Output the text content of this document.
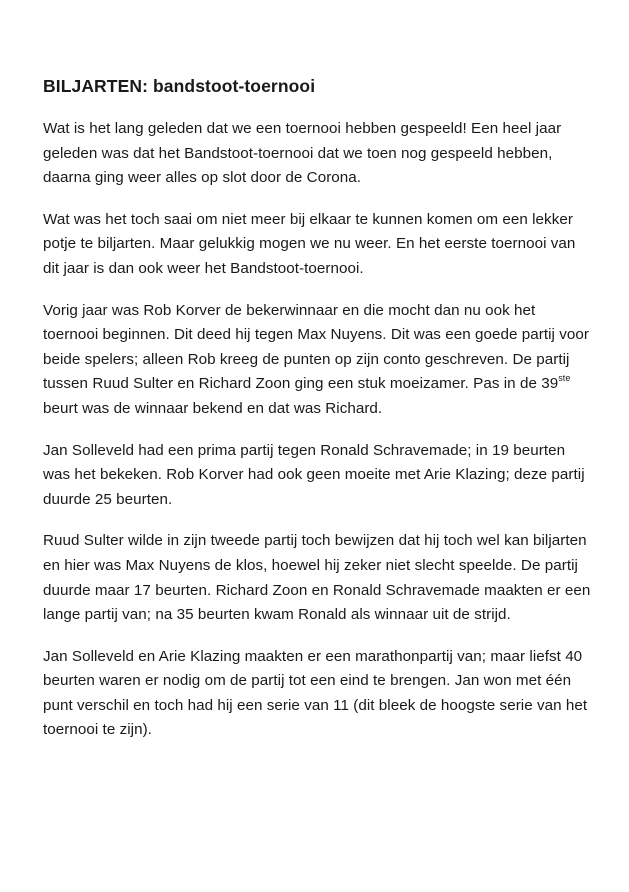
BILJARTEN: bandstoot-toernooi

Wat is het lang geleden dat we een toernooi hebben gespeeld! Een heel jaar geleden was dat het Bandstoot-toernooi dat we toen nog gespeeld hebben, daarna ging weer alles op slot door de Corona.

Wat was het toch saai om niet meer bij elkaar te kunnen komen om een lekker potje te biljarten. Maar gelukkig mogen we nu weer. En het eerste toernooi van dit jaar is dan ook weer het Bandstoot-toernooi.

Vorig jaar was Rob Korver de bekerwinnaar en die mocht dan nu ook het toernooi beginnen. Dit deed hij tegen Max Nuyens. Dit was een goede partij voor beide spelers; alleen Rob kreeg de punten op zijn conto geschreven. De partij tussen Ruud Sulter en Richard Zoon ging een stuk moeizamer. Pas in de 39ste beurt was de winnaar bekend en dat was Richard.

Jan Solleveld had een prima partij tegen Ronald Schravemade; in 19 beurten was het bekeken. Rob Korver had ook geen moeite met Arie Klazing; deze partij duurde 25 beurten.

Ruud Sulter wilde in zijn tweede partij toch bewijzen dat hij toch wel kan biljarten en hier was Max Nuyens de klos, hoewel hij zeker niet slecht speelde. De partij duurde maar 17 beurten. Richard Zoon en Ronald Schravemade maakten er een lange partij van; na 35 beurten kwam Ronald als winnaar uit de strijd.

Jan Solleveld en Arie Klazing maakten er een marathonpartij van; maar liefst 40 beurten waren er nodig om de partij tot een eind te brengen. Jan won met één punt verschil en toch had hij een serie van 11 (dit bleek de hoogste serie van het toernooi te zijn).
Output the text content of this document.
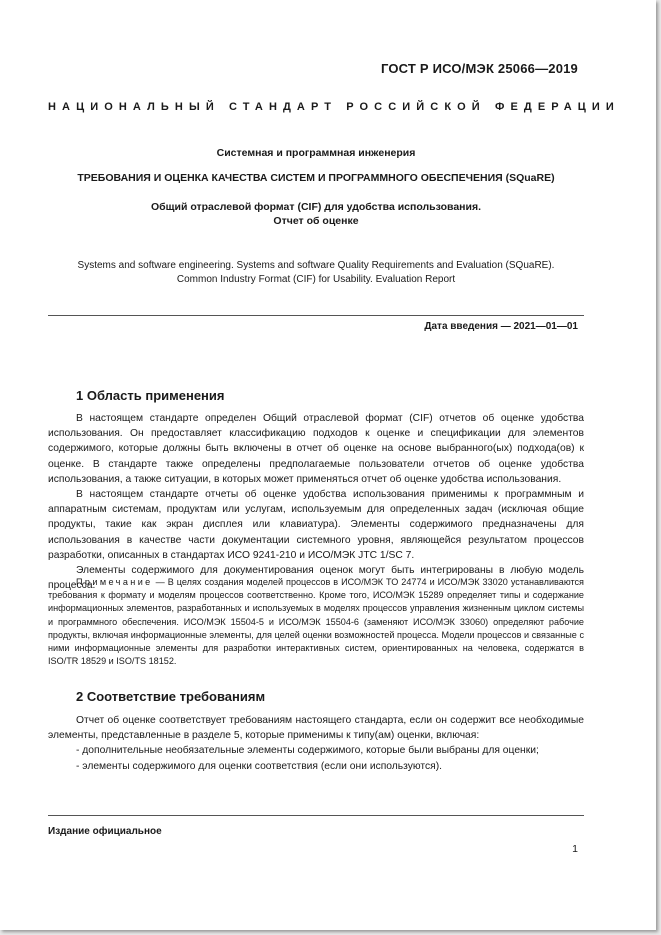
ГОСТ Р ИСО/МЭК 25066—2019
НАЦИОНАЛЬНЫЙ СТАНДАРТ РОССИЙСКОЙ ФЕДЕРАЦИИ
Системная и программная инженерия
ТРЕБОВАНИЯ И ОЦЕНКА КАЧЕСТВА СИСТЕМ И ПРОГРАММНОГО ОБЕСПЕЧЕНИЯ (SQuaRE)
Общий отраслевой формат (CIF) для удобства использования.
Отчет об оценке
Systems and software engineering. Systems and software Quality Requirements and Evaluation (SQuaRE).
Common Industry Format (CIF) for Usability. Evaluation Report
Дата введения — 2021—01—01
1 Область применения

В настоящем стандарте определен Общий отраслевой формат (CIF) отчетов об оценке удобства использования. Он предоставляет классификацию подходов к оценке и спецификации для элементов содержимого, которые должны быть включены в отчет об оценке на основе выбранного(ых) подхода(ов) к оценке. В стандарте также определены предполагаемые пользователи отчетов об оценке удобства использования, а также ситуации, в которых может применяться отчет об оценке удобства использования.

В настоящем стандарте отчеты об оценке удобства использования применимы к программным и аппаратным системам, продуктам или услугам, используемым для определенных задач (исключая общие продукты, такие как экран дисплея или клавиатура). Элементы содержимого предназначены для использования в качестве части документации системного уровня, являющейся результатом процессов разработки, описанных в стандартах ИСО 9241-210 и ИСО/МЭК JTC 1/SC 7.

Элементы содержимого для документирования оценок могут быть интегрированы в любую модель процесса.

Примечание — В целях создания моделей процессов в ИСО/МЭК ТО 24774 и ИСО/МЭК 33020 устанавливаются требования к формату и моделям процессов соответственно. Кроме того, ИСО/МЭК 15289 определяет типы и содержание информационных элементов, разработанных и используемых в моделях процессов управления жизненным циклом системы и программного обеспечения. ИСО/МЭК 15504-5 и ИСО/МЭК 15504-6 (заменяют ИСО/МЭК 33060) определяют рабочие продукты, включая информационные элементы, для целей оценки возможностей процесса. Модели процессов и связанные с ними информационные элементы для разработки интерактивных систем, ориентированных на человека, содержатся в ISO/TR 18529 и ISO/TS 18152.

2 Соответствие требованиям

Отчет об оценке соответствует требованиям настоящего стандарта, если он содержит все необходимые элементы, представленные в разделе 5, которые применимы к типу(ам) оценки, включая:

- дополнительные необязательные элементы содержимого, которые были выбраны для оценки;

- элементы содержимого для оценки соответствия (если они используются).

Издание официальное
1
###
### [Directions]
In the entries above, find every line holding the word "если" and copy it out.

### [Reply]
Отчет об оценке соответствует требованиям настоящего стандарта, если он содержит все необходимые элементы, представленные в разделе 5, которые применимы к типу(ам) оценки, включая:
- элементы содержимого для оценки соответствия (если они используются).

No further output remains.